[Element boundary records]

....

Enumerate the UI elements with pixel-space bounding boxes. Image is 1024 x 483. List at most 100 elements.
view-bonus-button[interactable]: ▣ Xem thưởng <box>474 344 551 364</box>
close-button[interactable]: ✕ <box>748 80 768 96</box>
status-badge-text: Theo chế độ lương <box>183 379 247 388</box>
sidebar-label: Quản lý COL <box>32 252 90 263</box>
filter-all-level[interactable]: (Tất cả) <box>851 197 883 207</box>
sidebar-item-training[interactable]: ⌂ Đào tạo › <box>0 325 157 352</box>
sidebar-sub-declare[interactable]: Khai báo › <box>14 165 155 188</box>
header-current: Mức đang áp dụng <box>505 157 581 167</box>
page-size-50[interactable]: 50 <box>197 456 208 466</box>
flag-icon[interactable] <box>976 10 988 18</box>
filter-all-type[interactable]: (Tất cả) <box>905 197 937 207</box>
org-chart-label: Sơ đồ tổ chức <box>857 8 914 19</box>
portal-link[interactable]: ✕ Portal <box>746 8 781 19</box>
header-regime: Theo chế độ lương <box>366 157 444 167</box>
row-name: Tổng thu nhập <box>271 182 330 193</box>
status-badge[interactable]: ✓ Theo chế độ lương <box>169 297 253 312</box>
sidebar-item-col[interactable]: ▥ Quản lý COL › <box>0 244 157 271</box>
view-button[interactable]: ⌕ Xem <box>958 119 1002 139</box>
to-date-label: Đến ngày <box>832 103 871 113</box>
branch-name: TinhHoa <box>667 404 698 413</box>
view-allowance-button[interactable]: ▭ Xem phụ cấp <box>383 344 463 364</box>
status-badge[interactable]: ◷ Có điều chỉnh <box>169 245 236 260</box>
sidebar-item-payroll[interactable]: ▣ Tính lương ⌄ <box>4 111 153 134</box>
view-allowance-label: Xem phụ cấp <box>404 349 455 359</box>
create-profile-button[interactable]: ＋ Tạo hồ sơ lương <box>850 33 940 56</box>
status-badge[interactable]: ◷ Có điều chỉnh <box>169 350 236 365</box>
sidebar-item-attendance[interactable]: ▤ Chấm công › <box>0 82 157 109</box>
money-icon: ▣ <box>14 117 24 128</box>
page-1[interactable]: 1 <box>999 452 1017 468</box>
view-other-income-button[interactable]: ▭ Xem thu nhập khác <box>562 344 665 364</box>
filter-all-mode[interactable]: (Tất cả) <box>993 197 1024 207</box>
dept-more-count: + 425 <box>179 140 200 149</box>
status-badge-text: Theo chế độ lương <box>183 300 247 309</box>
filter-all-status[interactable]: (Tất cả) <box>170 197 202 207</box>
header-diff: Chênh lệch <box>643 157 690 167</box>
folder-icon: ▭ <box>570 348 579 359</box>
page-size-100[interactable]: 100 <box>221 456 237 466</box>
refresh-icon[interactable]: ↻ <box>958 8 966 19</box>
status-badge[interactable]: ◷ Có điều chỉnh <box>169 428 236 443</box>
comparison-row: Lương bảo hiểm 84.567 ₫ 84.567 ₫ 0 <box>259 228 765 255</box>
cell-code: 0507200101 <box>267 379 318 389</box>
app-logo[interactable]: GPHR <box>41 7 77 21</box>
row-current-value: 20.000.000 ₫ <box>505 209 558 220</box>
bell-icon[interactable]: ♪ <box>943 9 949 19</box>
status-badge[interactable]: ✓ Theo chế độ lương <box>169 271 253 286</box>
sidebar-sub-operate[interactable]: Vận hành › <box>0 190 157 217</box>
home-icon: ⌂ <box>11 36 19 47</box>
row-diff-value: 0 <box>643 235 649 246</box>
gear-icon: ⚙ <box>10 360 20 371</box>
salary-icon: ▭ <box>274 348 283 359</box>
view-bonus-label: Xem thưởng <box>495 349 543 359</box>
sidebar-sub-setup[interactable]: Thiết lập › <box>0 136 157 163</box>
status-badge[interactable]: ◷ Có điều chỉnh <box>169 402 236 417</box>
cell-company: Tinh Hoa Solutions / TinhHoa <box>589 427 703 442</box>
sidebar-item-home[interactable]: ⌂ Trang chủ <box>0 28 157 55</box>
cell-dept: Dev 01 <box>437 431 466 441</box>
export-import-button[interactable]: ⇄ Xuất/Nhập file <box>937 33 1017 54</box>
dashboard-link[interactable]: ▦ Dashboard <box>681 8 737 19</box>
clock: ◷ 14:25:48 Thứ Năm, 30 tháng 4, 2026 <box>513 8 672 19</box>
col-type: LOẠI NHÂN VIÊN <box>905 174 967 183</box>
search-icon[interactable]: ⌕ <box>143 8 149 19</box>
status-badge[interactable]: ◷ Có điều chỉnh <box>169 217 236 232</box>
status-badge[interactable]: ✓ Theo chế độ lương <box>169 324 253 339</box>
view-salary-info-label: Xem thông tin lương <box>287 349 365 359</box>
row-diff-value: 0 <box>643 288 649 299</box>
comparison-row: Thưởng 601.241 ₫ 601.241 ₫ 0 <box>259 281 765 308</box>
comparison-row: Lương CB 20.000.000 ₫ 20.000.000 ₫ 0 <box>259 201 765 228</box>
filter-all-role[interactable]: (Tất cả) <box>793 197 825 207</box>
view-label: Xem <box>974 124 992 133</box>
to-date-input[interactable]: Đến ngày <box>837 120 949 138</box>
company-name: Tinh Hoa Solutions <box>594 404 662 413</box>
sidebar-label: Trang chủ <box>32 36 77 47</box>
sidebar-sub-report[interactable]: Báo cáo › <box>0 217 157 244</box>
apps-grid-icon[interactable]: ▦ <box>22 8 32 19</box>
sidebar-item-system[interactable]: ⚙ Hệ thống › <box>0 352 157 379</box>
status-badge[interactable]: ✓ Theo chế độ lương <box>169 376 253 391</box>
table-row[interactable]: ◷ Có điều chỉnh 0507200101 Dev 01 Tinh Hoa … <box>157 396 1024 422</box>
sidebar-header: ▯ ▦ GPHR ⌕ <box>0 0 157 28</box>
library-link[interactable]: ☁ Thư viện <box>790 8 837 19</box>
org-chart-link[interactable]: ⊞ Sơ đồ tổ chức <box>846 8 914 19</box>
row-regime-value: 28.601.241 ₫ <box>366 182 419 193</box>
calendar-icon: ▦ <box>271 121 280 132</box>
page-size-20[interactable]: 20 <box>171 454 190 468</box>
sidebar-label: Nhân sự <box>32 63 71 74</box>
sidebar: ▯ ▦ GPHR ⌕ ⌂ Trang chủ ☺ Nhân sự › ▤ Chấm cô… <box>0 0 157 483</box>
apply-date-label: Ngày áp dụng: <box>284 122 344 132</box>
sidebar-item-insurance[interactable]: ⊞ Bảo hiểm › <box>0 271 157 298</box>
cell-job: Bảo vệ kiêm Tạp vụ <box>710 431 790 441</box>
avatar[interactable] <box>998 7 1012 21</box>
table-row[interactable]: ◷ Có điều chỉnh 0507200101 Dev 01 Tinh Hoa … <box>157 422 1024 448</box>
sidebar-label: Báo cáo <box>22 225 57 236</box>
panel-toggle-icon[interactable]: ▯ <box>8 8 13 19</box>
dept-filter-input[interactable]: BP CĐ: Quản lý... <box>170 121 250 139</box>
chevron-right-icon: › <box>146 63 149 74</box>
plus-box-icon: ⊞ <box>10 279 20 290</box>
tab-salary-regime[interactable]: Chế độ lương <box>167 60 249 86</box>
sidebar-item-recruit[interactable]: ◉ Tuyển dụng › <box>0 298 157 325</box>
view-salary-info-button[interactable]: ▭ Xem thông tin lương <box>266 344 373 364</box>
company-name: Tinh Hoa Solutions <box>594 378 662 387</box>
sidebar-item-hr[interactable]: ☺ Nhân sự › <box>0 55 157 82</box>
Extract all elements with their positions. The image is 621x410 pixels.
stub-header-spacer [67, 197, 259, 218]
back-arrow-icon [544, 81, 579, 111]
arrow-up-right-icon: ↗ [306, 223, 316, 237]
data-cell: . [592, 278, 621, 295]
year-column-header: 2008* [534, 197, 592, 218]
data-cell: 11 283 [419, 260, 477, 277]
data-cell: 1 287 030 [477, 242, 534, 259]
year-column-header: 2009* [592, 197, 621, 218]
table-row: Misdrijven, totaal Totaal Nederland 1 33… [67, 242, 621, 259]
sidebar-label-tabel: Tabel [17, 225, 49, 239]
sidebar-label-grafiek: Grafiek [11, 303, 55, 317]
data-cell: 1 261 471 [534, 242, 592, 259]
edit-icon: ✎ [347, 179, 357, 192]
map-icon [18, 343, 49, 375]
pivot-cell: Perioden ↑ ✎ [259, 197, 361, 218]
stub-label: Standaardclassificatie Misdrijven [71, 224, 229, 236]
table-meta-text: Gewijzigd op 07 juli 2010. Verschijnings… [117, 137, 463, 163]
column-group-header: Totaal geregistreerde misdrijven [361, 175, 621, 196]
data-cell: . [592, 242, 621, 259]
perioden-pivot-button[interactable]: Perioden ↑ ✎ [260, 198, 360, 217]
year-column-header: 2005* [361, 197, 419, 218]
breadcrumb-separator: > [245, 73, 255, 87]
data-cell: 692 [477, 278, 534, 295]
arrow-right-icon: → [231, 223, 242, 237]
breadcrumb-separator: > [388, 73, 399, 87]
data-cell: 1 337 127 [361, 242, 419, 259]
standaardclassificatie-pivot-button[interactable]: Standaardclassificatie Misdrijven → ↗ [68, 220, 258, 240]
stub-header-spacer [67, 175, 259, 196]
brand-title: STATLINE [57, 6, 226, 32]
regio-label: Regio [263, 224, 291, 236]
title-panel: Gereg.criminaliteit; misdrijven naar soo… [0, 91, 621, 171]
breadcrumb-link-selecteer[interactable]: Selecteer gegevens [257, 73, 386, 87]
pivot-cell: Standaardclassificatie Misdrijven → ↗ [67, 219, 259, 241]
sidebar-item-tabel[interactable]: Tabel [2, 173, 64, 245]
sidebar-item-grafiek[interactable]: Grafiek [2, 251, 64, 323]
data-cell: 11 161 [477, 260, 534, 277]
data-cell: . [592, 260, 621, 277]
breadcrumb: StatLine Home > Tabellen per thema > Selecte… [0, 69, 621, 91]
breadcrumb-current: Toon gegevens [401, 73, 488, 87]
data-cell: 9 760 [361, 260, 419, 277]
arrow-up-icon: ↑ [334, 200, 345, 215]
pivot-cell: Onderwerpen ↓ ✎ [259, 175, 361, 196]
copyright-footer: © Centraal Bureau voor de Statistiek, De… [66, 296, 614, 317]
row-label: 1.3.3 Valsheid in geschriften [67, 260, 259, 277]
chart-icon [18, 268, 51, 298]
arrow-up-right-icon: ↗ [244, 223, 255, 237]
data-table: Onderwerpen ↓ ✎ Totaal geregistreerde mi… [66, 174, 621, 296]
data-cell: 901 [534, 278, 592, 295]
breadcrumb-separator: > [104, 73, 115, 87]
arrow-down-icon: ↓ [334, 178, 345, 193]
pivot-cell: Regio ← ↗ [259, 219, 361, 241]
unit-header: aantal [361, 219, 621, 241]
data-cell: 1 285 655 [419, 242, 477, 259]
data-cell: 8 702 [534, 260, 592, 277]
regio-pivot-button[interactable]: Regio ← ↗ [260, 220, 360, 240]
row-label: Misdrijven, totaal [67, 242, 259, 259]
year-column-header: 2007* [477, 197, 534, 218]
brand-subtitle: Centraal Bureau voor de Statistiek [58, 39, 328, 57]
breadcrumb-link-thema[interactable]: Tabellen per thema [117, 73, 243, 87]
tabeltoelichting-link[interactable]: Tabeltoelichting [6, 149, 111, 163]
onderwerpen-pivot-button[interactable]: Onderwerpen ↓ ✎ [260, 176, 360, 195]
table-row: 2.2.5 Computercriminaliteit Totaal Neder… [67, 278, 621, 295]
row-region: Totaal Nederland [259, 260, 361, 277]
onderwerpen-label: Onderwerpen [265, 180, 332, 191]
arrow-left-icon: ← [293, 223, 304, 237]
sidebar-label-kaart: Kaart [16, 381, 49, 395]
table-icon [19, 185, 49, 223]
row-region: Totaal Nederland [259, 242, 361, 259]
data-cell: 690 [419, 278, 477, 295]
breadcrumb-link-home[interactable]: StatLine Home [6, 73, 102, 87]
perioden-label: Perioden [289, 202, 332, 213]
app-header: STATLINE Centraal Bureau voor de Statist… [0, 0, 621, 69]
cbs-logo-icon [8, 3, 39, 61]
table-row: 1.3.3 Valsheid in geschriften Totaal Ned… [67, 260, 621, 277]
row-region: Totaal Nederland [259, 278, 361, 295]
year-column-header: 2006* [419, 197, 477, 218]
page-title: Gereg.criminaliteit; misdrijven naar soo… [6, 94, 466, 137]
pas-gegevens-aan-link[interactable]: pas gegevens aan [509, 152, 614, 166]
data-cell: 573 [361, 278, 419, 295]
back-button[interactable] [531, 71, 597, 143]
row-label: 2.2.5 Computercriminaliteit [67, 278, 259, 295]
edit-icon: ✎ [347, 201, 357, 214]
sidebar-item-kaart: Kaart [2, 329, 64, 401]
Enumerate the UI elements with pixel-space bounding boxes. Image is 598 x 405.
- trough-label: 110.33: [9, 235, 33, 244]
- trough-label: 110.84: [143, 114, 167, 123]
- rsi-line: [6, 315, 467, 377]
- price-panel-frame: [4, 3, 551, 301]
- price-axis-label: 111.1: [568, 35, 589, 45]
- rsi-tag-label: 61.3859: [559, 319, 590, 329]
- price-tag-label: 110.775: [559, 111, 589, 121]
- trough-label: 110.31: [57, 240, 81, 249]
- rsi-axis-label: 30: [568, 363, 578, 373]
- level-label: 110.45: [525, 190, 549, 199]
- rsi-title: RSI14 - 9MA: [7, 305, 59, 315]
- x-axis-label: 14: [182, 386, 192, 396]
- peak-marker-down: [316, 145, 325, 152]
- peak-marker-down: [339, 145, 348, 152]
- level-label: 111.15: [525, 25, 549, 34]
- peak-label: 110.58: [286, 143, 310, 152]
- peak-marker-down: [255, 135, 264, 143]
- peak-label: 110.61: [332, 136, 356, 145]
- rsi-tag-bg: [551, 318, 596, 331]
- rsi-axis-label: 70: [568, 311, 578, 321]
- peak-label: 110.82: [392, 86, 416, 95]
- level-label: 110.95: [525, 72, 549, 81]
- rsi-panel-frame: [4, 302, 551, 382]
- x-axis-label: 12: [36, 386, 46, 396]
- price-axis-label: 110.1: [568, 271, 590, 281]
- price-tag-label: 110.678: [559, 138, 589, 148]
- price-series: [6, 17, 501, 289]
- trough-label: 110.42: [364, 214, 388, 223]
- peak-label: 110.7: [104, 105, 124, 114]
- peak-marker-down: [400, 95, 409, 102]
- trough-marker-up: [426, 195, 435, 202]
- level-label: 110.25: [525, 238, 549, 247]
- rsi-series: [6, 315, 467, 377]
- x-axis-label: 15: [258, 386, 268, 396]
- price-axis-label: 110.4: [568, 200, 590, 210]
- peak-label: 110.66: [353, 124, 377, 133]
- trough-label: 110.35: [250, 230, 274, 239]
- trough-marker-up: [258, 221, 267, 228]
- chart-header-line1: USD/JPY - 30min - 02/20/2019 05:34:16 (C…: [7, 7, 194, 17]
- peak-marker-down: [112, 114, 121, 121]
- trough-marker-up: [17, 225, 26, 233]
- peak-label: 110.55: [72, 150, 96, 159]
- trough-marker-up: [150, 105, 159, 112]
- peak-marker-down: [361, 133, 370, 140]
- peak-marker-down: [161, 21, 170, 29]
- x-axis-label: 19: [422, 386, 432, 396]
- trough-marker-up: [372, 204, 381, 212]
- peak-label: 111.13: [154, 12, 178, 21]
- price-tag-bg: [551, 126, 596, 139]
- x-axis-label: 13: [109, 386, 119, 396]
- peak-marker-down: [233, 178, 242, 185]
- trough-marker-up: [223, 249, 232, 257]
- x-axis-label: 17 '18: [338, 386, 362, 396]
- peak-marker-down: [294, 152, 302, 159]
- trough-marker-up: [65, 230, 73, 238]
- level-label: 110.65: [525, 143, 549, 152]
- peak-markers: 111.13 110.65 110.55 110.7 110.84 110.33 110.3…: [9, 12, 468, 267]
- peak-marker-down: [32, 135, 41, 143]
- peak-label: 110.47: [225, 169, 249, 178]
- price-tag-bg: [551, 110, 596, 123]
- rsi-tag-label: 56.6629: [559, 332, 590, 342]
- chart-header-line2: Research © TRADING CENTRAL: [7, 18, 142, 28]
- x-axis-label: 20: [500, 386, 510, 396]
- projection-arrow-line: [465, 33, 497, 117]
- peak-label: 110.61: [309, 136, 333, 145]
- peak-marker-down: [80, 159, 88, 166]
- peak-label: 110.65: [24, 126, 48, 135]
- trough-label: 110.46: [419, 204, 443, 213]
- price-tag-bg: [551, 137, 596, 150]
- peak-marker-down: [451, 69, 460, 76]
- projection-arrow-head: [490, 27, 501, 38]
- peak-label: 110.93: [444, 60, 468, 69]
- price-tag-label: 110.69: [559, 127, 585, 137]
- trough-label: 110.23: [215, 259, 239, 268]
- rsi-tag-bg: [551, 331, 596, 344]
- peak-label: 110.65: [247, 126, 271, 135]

....

WRITTEN INSTRUCTION:
Copy out the items word for word, starting at the very beginning and ending with the line that contains "close-button[interactable]: ✕ <box>748".

RESPONSE:
Enumerate the UI elements with pixel-space bounding boxes. Image is 1024 x 483. List at most 100 elements.
view-bonus-button[interactable]: ▣ Xem thưởng <box>474 344 551 364</box>
close-button[interactable]: ✕ <box>748 80 768 96</box>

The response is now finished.